Records from a dataset:
________________
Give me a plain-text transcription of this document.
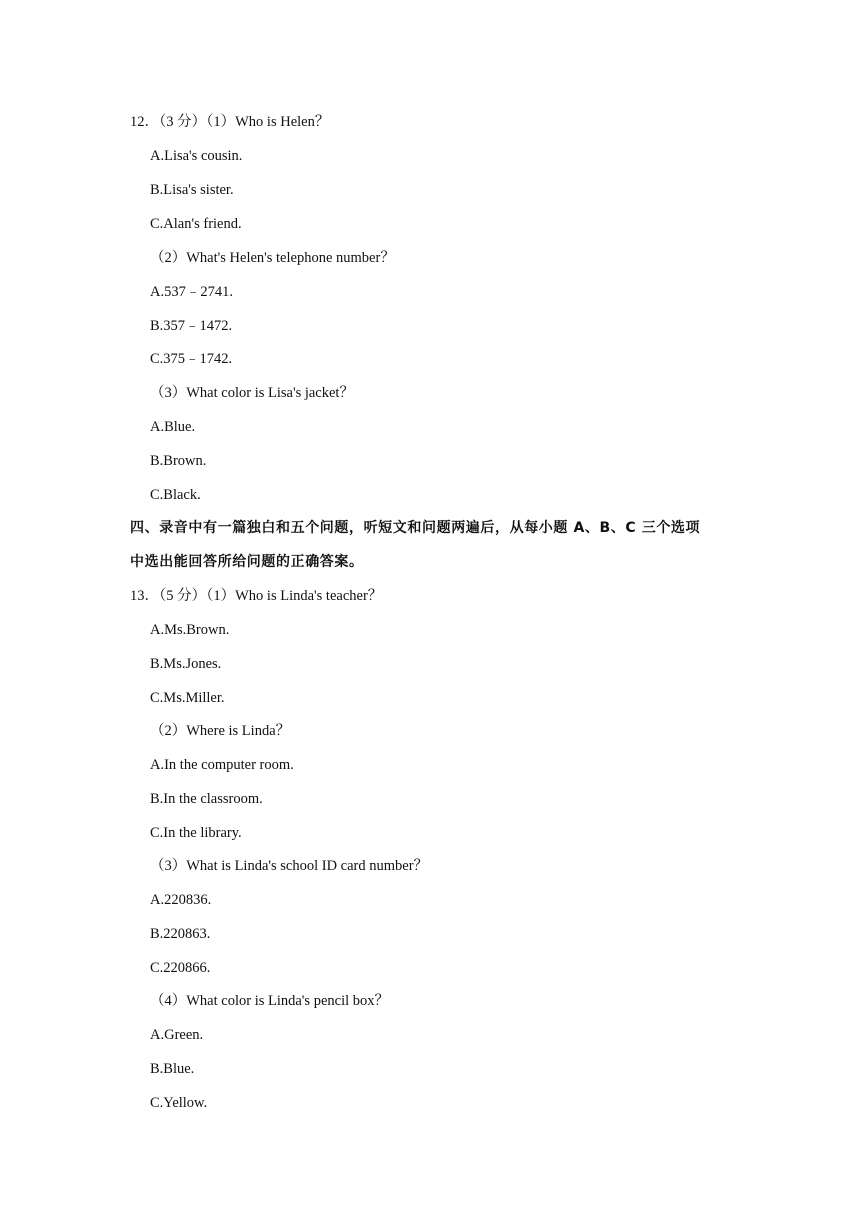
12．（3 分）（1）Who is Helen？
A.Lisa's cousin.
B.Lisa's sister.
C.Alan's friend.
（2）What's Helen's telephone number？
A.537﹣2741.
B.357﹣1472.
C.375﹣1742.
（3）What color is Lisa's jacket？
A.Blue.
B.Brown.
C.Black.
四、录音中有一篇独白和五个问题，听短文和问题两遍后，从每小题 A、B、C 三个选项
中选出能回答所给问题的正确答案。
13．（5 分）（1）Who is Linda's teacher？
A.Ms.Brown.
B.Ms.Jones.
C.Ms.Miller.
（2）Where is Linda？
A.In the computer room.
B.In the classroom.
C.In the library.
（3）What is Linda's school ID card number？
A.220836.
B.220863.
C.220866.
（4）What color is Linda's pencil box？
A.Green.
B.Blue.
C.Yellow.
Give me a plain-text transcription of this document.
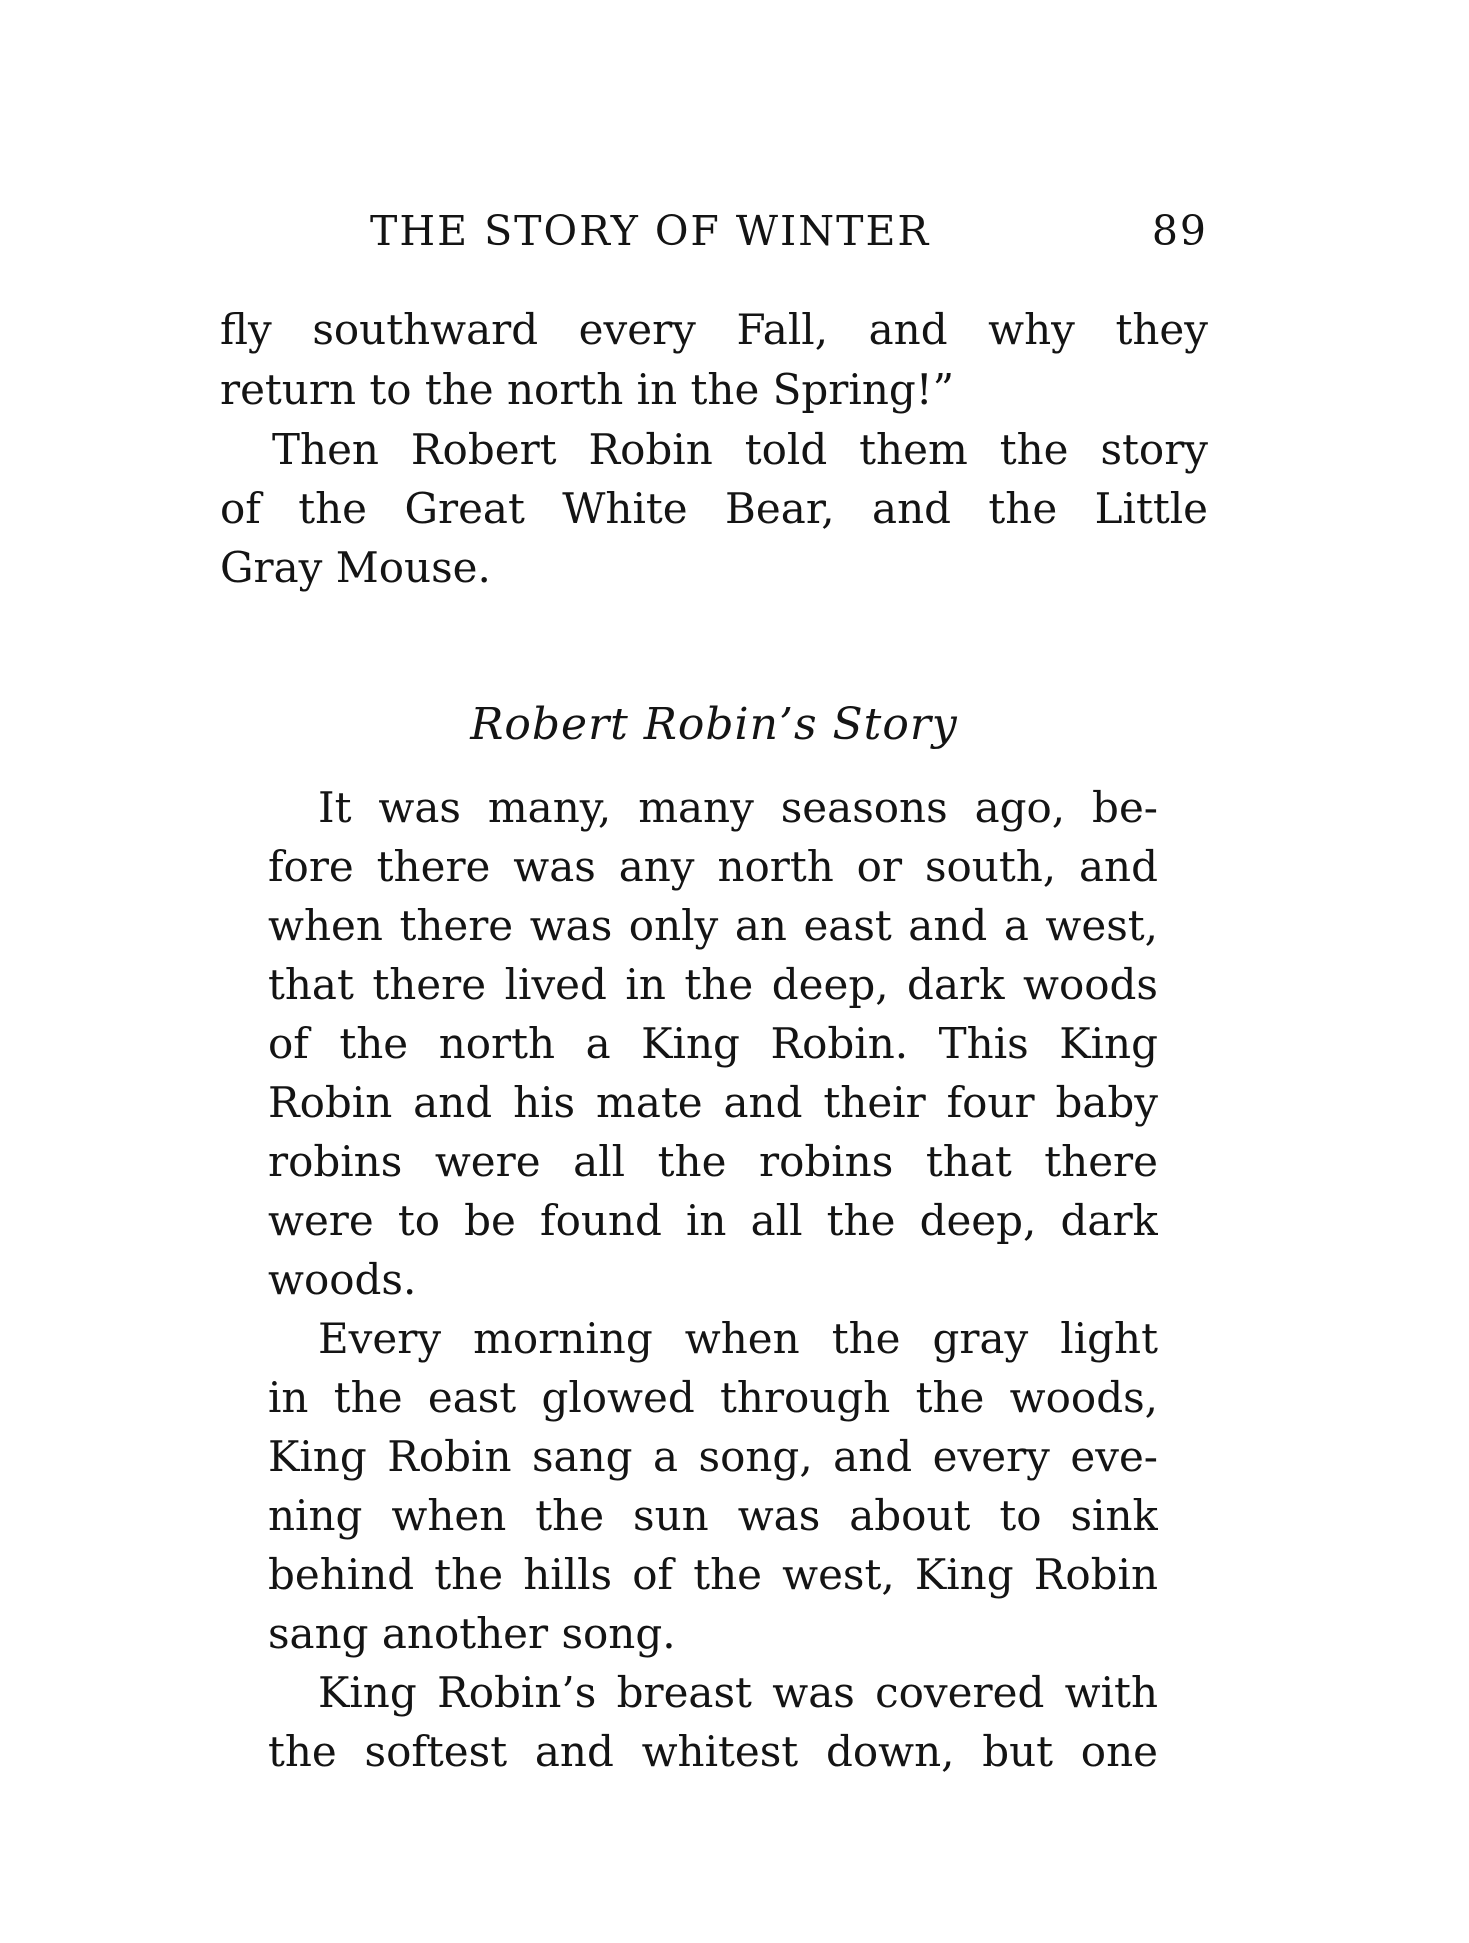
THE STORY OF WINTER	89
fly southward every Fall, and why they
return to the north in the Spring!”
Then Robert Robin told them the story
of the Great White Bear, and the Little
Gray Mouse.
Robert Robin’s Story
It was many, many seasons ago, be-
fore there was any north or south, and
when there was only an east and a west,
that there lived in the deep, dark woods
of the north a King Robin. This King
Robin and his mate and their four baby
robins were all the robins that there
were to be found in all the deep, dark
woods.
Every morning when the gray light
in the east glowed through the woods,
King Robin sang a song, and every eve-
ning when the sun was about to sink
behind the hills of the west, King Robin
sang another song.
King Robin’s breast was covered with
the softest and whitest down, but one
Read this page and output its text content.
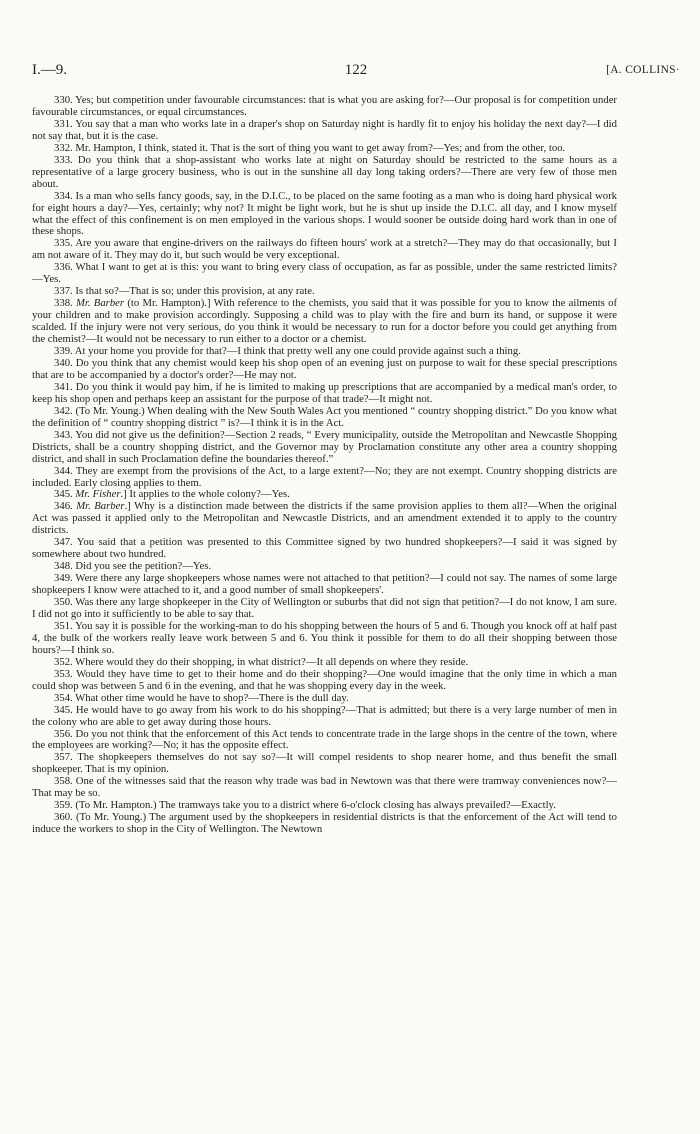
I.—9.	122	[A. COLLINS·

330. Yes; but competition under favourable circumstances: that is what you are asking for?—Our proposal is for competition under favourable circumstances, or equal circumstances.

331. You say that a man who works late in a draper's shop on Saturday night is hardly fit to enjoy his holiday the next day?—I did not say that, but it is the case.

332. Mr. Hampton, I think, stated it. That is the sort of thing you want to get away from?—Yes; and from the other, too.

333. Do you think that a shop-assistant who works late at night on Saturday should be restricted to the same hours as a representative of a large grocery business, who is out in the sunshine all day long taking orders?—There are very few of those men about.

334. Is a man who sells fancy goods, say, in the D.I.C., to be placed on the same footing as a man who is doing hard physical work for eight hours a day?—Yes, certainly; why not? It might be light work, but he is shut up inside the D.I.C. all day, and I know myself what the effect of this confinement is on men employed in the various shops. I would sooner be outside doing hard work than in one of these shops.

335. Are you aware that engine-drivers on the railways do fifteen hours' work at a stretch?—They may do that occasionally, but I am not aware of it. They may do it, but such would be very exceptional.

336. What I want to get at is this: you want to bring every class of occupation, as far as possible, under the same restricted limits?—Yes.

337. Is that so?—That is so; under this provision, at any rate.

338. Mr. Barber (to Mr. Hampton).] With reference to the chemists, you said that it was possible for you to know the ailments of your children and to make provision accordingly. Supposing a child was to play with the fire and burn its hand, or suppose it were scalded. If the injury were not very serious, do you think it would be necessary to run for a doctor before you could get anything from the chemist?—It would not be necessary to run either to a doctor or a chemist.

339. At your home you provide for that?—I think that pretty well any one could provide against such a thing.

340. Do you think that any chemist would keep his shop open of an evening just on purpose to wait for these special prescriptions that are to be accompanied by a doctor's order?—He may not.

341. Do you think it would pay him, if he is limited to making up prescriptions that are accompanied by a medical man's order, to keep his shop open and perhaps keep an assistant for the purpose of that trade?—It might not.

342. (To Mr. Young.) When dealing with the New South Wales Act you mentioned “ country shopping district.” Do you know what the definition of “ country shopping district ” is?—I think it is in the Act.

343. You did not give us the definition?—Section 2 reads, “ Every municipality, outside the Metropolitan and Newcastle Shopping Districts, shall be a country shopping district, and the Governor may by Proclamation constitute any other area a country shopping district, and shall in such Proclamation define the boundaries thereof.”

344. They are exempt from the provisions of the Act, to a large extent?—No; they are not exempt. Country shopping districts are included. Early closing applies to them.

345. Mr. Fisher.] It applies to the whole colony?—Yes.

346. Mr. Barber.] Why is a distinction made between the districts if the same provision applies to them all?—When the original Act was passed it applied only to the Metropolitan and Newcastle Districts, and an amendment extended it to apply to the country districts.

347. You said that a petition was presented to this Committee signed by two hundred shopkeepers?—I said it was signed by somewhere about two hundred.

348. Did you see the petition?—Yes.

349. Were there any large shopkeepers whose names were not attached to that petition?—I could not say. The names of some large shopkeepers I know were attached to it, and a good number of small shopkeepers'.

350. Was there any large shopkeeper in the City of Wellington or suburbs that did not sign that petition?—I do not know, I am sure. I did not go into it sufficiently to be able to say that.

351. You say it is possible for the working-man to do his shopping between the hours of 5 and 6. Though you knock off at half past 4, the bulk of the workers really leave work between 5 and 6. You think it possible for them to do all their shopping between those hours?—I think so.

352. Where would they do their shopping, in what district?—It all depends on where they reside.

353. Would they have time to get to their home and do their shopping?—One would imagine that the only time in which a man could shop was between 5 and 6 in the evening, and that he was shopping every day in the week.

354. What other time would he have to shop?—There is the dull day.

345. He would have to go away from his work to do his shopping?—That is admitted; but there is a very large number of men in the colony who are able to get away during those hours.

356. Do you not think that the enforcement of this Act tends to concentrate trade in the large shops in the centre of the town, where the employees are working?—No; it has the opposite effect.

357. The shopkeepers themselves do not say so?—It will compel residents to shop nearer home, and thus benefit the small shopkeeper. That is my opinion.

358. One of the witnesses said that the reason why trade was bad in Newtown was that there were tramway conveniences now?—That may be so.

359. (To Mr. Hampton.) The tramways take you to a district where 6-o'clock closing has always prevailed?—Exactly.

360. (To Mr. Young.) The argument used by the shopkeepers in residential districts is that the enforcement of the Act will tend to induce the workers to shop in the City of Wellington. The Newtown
________________
### TO DO
List every line in the records above that contains the word "about".

### IN RESPONSE
ning when the sun was about to sink
333. Do you think that a shop-assistant who works late at night on Saturday should be restricted to the same hours as a representative of a large grocery business, who is out in the sunshine all day long taking orders?—There are very few of those men about.
347. You said that a petition was presented to this Committee signed by two hundred shopkeepers?—I said it was signed by somewhere about two hundred.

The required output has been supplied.